(Items from a figure collection)
§ §

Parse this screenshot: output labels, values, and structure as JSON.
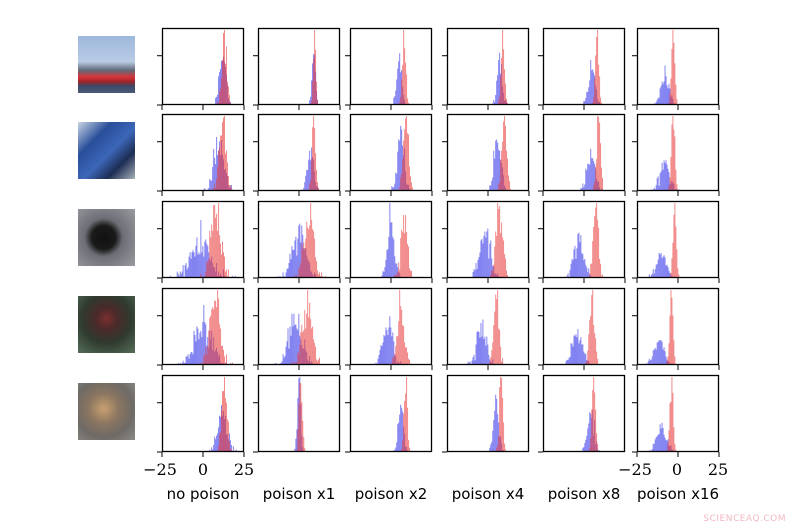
{
  "chart_data": {
    "type": "histogram-grid",
    "x_range": [
      -25,
      25
    ],
    "x_ticks": [
      -25,
      0,
      25
    ],
    "x_tick_labels": [
      "−25",
      "0",
      "25"
    ],
    "columns": [
      "no poison",
      "poison x1",
      "poison x2",
      "poison x4",
      "poison x8",
      "poison x16"
    ],
    "row_images": [
      "ship",
      "truck",
      "dog",
      "horse",
      "cat"
    ],
    "series_colors": {
      "blue": "#2f2fe8",
      "red": "#e83a3a"
    },
    "panels": [
      [
        {
          "blue": [
            12,
            2
          ],
          "red": [
            13,
            1.5
          ]
        },
        {
          "blue": [
            9,
            1
          ],
          "red": [
            9.5,
            0.8
          ]
        },
        {
          "blue": [
            5,
            1.5
          ],
          "red": [
            8,
            1
          ]
        },
        {
          "blue": [
            7,
            1.5
          ],
          "red": [
            9,
            1
          ]
        },
        {
          "blue": [
            5,
            2
          ],
          "red": [
            8,
            1
          ]
        },
        {
          "blue": [
            -8,
            2.5
          ],
          "red": [
            -3,
            1
          ]
        }
      ],
      [
        {
          "blue": [
            10,
            3
          ],
          "red": [
            12,
            2
          ]
        },
        {
          "blue": [
            7,
            2
          ],
          "red": [
            9,
            1
          ]
        },
        {
          "blue": [
            6,
            2
          ],
          "red": [
            9,
            1.5
          ]
        },
        {
          "blue": [
            6,
            2
          ],
          "red": [
            10,
            1.5
          ]
        },
        {
          "blue": [
            4,
            2.5
          ],
          "red": [
            9,
            1.2
          ]
        },
        {
          "blue": [
            -8,
            3
          ],
          "red": [
            -3,
            1
          ]
        }
      ],
      [
        {
          "blue": [
            -2,
            6
          ],
          "red": [
            8,
            3
          ]
        },
        {
          "blue": [
            0,
            4
          ],
          "red": [
            6,
            3
          ]
        },
        {
          "blue": [
            0,
            2
          ],
          "red": [
            8,
            2
          ]
        },
        {
          "blue": [
            -2,
            3
          ],
          "red": [
            7,
            2
          ]
        },
        {
          "blue": [
            -3,
            3
          ],
          "red": [
            7,
            1.5
          ]
        },
        {
          "blue": [
            -10,
            3
          ],
          "red": [
            -2,
            1
          ]
        }
      ],
      [
        {
          "blue": [
            0,
            5
          ],
          "red": [
            7,
            3
          ]
        },
        {
          "blue": [
            -2,
            4
          ],
          "red": [
            5,
            3
          ]
        },
        {
          "blue": [
            -2,
            3
          ],
          "red": [
            6,
            2
          ]
        },
        {
          "blue": [
            -4,
            3
          ],
          "red": [
            5,
            1.5
          ]
        },
        {
          "blue": [
            -4,
            3
          ],
          "red": [
            5,
            1.5
          ]
        },
        {
          "blue": [
            -12,
            3
          ],
          "red": [
            -4,
            1
          ]
        }
      ],
      [
        {
          "blue": [
            12,
            3
          ],
          "red": [
            13,
            1.5
          ]
        },
        {
          "blue": [
            0,
            1
          ],
          "red": [
            1,
            1
          ]
        },
        {
          "blue": [
            6,
            1.5
          ],
          "red": [
            9,
            1
          ]
        },
        {
          "blue": [
            5,
            1.5
          ],
          "red": [
            8,
            1
          ]
        },
        {
          "blue": [
            4,
            2
          ],
          "red": [
            6,
            1
          ]
        },
        {
          "blue": [
            -10,
            3
          ],
          "red": [
            -4,
            1
          ]
        }
      ]
    ]
  },
  "watermark": "SCIENCEAQ.COM"
}
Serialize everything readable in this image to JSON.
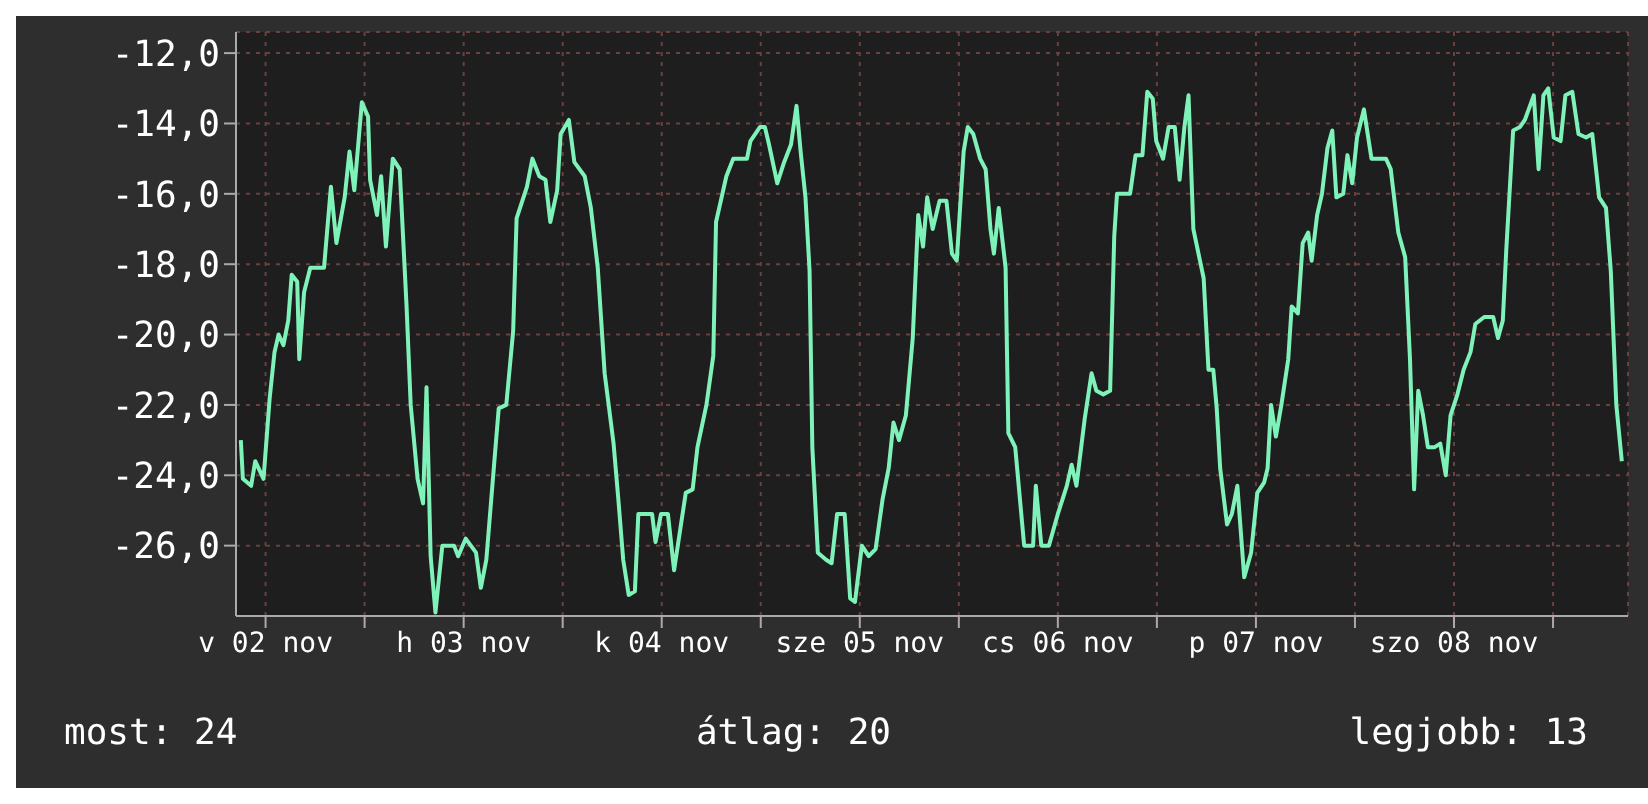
{
  "chart_data": {
    "type": "line",
    "x": [
      "--11-02T09:00",
      "--11-02T09:15",
      "--11-02T10:15",
      "--11-02T10:45",
      "--11-02T11:45",
      "--11-02T12:30",
      "--11-02T13:05",
      "--11-02T13:35",
      "--11-02T14:10",
      "--11-02T14:45",
      "--11-02T15:10",
      "--11-02T15:50",
      "--11-02T16:05",
      "--11-02T16:40",
      "--11-02T17:25",
      "--11-02T19:05",
      "--11-02T19:55",
      "--11-02T20:35",
      "--11-02T21:35",
      "--11-02T22:10",
      "--11-02T22:45",
      "--11-02T23:40",
      "--11-03T00:25",
      "--11-03T00:40",
      "--11-03T01:30",
      "--11-03T02:00",
      "--11-03T02:35",
      "--11-03T03:25",
      "--11-03T04:15",
      "--11-03T05:05",
      "--11-03T05:35",
      "--11-03T06:25",
      "--11-03T07:05",
      "--11-03T07:30",
      "--11-03T08:00",
      "--11-03T08:35",
      "--11-03T09:25",
      "--11-03T10:50",
      "--11-03T11:20",
      "--11-03T12:15",
      "--11-03T13:30",
      "--11-03T14:05",
      "--11-03T14:45",
      "--11-03T15:35",
      "--11-03T16:15",
      "--11-03T17:10",
      "--11-03T18:00",
      "--11-03T18:25",
      "--11-03T19:40",
      "--11-03T20:20",
      "--11-03T21:10",
      "--11-03T21:55",
      "--11-03T22:30",
      "--11-03T23:20",
      "--11-03T23:45",
      "--11-04T00:45",
      "--11-04T01:25",
      "--11-04T02:40",
      "--11-04T03:25",
      "--11-04T04:15",
      "--11-04T05:05",
      "--11-04T06:10",
      "--11-04T06:45",
      "--11-04T07:20",
      "--11-04T08:00",
      "--11-04T08:45",
      "--11-04T09:10",
      "--11-04T10:50",
      "--11-04T11:15",
      "--11-04T11:55",
      "--11-04T12:45",
      "--11-04T13:30",
      "--11-04T14:20",
      "--11-04T14:55",
      "--11-04T15:45",
      "--11-04T16:20",
      "--11-04T17:25",
      "--11-04T18:15",
      "--11-04T18:35",
      "--11-04T19:50",
      "--11-04T20:40",
      "--11-04T22:20",
      "--11-04T22:45",
      "--11-04T23:55",
      "--11-05T00:30",
      "--11-05T01:00",
      "--11-05T02:00",
      "--11-05T02:50",
      "--11-05T03:40",
      "--11-05T04:20",
      "--11-05T04:50",
      "--11-05T05:25",
      "--11-05T05:55",
      "--11-05T06:15",
      "--11-05T06:55",
      "--11-05T07:55",
      "--11-05T08:35",
      "--11-05T09:15",
      "--11-05T10:10",
      "--11-05T10:50",
      "--11-05T11:25",
      "--11-05T12:15",
      "--11-05T13:05",
      "--11-05T13:55",
      "--11-05T14:45",
      "--11-05T15:30",
      "--11-05T16:05",
      "--11-05T16:45",
      "--11-05T17:35",
      "--11-05T18:25",
      "--11-05T19:05",
      "--11-05T19:40",
      "--11-05T20:10",
      "--11-05T20:50",
      "--11-05T21:40",
      "--11-05T22:30",
      "--11-05T23:10",
      "--11-05T23:45",
      "--11-06T00:35",
      "--11-06T01:05",
      "--11-06T01:45",
      "--11-06T02:35",
      "--11-06T03:15",
      "--11-06T03:50",
      "--11-06T04:15",
      "--11-06T04:50",
      "--11-06T05:40",
      "--11-06T06:00",
      "--11-06T06:50",
      "--11-06T07:55",
      "--11-06T09:00",
      "--11-06T09:20",
      "--11-06T10:00",
      "--11-06T10:55",
      "--11-06T12:00",
      "--11-06T13:05",
      "--11-06T13:40",
      "--11-06T14:15",
      "--11-06T15:15",
      "--11-06T16:05",
      "--11-06T16:40",
      "--11-06T17:30",
      "--11-06T18:20",
      "--11-06T18:50",
      "--11-06T19:10",
      "--11-06T20:45",
      "--11-06T21:25",
      "--11-06T22:15",
      "--11-06T22:50",
      "--11-06T23:30",
      "--11-06T23:55",
      "--11-07T00:45",
      "--11-07T01:25",
      "--11-07T02:10",
      "--11-07T02:45",
      "--11-07T03:20",
      "--11-07T03:50",
      "--11-07T04:25",
      "--11-07T05:40",
      "--11-07T06:15",
      "--11-07T06:50",
      "--11-07T07:15",
      "--11-07T07:40",
      "--11-07T08:30",
      "--11-07T09:05",
      "--11-07T09:45",
      "--11-07T10:35",
      "--11-07T11:25",
      "--11-07T12:10",
      "--11-07T13:00",
      "--11-07T13:25",
      "--11-07T13:50",
      "--11-07T14:25",
      "--11-07T15:05",
      "--11-07T15:55",
      "--11-07T16:20",
      "--11-07T17:05",
      "--11-07T17:40",
      "--11-07T18:20",
      "--11-07T18:45",
      "--11-07T19:25",
      "--11-07T20:00",
      "--11-07T20:40",
      "--11-07T21:15",
      "--11-07T21:45",
      "--11-07T22:35",
      "--11-07T23:05",
      "--11-07T23:40",
      "--11-08T00:15",
      "--11-08T01:05",
      "--11-08T02:00",
      "--11-08T03:45",
      "--11-08T04:20",
      "--11-08T05:15",
      "--11-08T06:05",
      "--11-08T06:40",
      "--11-08T07:10",
      "--11-08T07:40",
      "--11-08T08:15",
      "--11-08T08:50",
      "--11-08T09:40",
      "--11-08T10:20",
      "--11-08T11:00",
      "--11-08T11:35",
      "--11-08T12:25",
      "--11-08T13:10",
      "--11-08T14:00",
      "--11-08T14:35",
      "--11-08T15:40",
      "--11-08T16:45",
      "--11-08T17:20",
      "--11-08T17:55",
      "--11-08T18:20",
      "--11-08T19:10",
      "--11-08T20:00",
      "--11-08T20:35",
      "--11-08T21:40",
      "--11-08T22:15",
      "--11-08T22:50",
      "--11-08T23:25",
      "--11-09T00:05",
      "--11-09T00:55",
      "--11-09T01:30",
      "--11-09T02:20",
      "--11-09T03:05",
      "--11-09T04:00",
      "--11-09T04:45",
      "--11-09T05:35",
      "--11-09T06:25",
      "--11-09T07:00",
      "--11-09T07:40",
      "--11-09T08:20"
    ],
    "series": [
      {
        "color": "#7ef2b8",
        "values": [
          -23.0,
          -24.1,
          -24.3,
          -23.6,
          -24.1,
          -21.8,
          -20.5,
          -20.0,
          -20.3,
          -19.6,
          -18.3,
          -18.5,
          -20.7,
          -18.8,
          -18.1,
          -18.1,
          -15.8,
          -17.4,
          -16.1,
          -14.8,
          -15.9,
          -13.4,
          -13.8,
          -15.6,
          -16.6,
          -15.5,
          -17.5,
          -15.0,
          -15.3,
          -19.2,
          -22.0,
          -24.1,
          -24.8,
          -21.5,
          -26.3,
          -27.9,
          -26.0,
          -26.0,
          -26.3,
          -25.8,
          -26.2,
          -27.2,
          -26.4,
          -24.0,
          -22.1,
          -22.0,
          -19.9,
          -16.7,
          -15.8,
          -15.0,
          -15.5,
          -15.6,
          -16.8,
          -15.9,
          -14.3,
          -13.9,
          -15.1,
          -15.5,
          -16.4,
          -18.1,
          -21.1,
          -23.1,
          -24.7,
          -26.4,
          -27.4,
          -27.3,
          -25.1,
          -25.1,
          -25.9,
          -25.1,
          -25.1,
          -26.7,
          -25.4,
          -24.5,
          -24.4,
          -23.2,
          -22.0,
          -20.6,
          -16.8,
          -15.5,
          -15.0,
          -15.0,
          -14.5,
          -14.1,
          -14.1,
          -14.6,
          -15.7,
          -15.1,
          -14.6,
          -13.5,
          -14.8,
          -16.1,
          -18.2,
          -23.2,
          -26.2,
          -26.4,
          -26.5,
          -25.1,
          -25.1,
          -27.5,
          -27.6,
          -26.0,
          -26.3,
          -26.1,
          -24.7,
          -23.8,
          -22.5,
          -23.0,
          -22.3,
          -20.1,
          -16.6,
          -17.5,
          -16.1,
          -17.0,
          -16.2,
          -16.2,
          -17.7,
          -17.9,
          -14.8,
          -14.1,
          -14.3,
          -15.0,
          -15.3,
          -17.0,
          -17.7,
          -16.4,
          -18.1,
          -22.8,
          -23.2,
          -26.0,
          -26.0,
          -24.3,
          -26.0,
          -26.0,
          -25.1,
          -24.3,
          -23.7,
          -24.3,
          -22.4,
          -21.1,
          -21.6,
          -21.7,
          -21.6,
          -17.2,
          -16.0,
          -16.0,
          -14.9,
          -14.9,
          -13.1,
          -13.3,
          -14.5,
          -15.0,
          -14.1,
          -14.1,
          -15.6,
          -14.1,
          -13.2,
          -17.0,
          -18.4,
          -21.0,
          -21.0,
          -22.1,
          -23.8,
          -25.4,
          -25.1,
          -24.3,
          -26.9,
          -26.2,
          -24.5,
          -24.2,
          -23.8,
          -22.0,
          -22.9,
          -22.0,
          -20.7,
          -19.2,
          -19.4,
          -17.4,
          -17.1,
          -17.9,
          -16.6,
          -16.0,
          -14.7,
          -14.2,
          -16.1,
          -16.0,
          -14.9,
          -15.7,
          -14.4,
          -13.6,
          -15.0,
          -15.0,
          -15.3,
          -17.1,
          -17.8,
          -20.7,
          -24.4,
          -21.6,
          -22.3,
          -23.2,
          -23.2,
          -23.1,
          -24.0,
          -22.3,
          -21.7,
          -21.0,
          -20.5,
          -19.7,
          -19.5,
          -19.5,
          -20.1,
          -19.6,
          -17.6,
          -14.2,
          -14.1,
          -13.9,
          -13.2,
          -15.3,
          -13.2,
          -13.0,
          -14.4,
          -14.5,
          -13.2,
          -13.1,
          -14.3,
          -14.4,
          -14.3,
          -16.1,
          -16.4,
          -18.2,
          -22.0,
          -23.6
        ]
      }
    ],
    "xlim": [
      "--11-02T08:25",
      "--11-09T09:05"
    ],
    "xticks": [
      {
        "value": "--11-02T12:00",
        "label": "v 02 nov"
      },
      {
        "value": "--11-03T00:00",
        "label": null
      },
      {
        "value": "--11-03T12:00",
        "label": "h 03 nov"
      },
      {
        "value": "--11-04T00:00",
        "label": null
      },
      {
        "value": "--11-04T12:00",
        "label": "k 04 nov"
      },
      {
        "value": "--11-05T00:00",
        "label": null
      },
      {
        "value": "--11-05T12:00",
        "label": "sze 05 nov"
      },
      {
        "value": "--11-06T00:00",
        "label": null
      },
      {
        "value": "--11-06T12:00",
        "label": "cs 06 nov"
      },
      {
        "value": "--11-07T00:00",
        "label": null
      },
      {
        "value": "--11-07T12:00",
        "label": "p 07 nov"
      },
      {
        "value": "--11-08T00:00",
        "label": null
      },
      {
        "value": "--11-08T12:00",
        "label": "szo 08 nov"
      },
      {
        "value": "--11-09T00:00",
        "label": null
      }
    ],
    "ylim": [
      -28,
      -11.4
    ],
    "yticks": [
      {
        "value": -26,
        "label": "-26,0"
      },
      {
        "value": -24,
        "label": "-24,0"
      },
      {
        "value": -22,
        "label": "-22,0"
      },
      {
        "value": -20,
        "label": "-20,0"
      },
      {
        "value": -18,
        "label": "-18,0"
      },
      {
        "value": -16,
        "label": "-16,0"
      },
      {
        "value": -14,
        "label": "-14,0"
      },
      {
        "value": -12,
        "label": "-12,0"
      }
    ],
    "grid": true,
    "marker": "none",
    "line_style": "solid",
    "annotations": [
      "most: 24",
      "átlag: 20",
      "legjobb: 13"
    ]
  }
}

§ §

[Set exercise]
Reproduce each line from the records that contains the word "values".

[Correct answer]
Parse this screenshot: output labels, values, and structure as JSON.
        "values": [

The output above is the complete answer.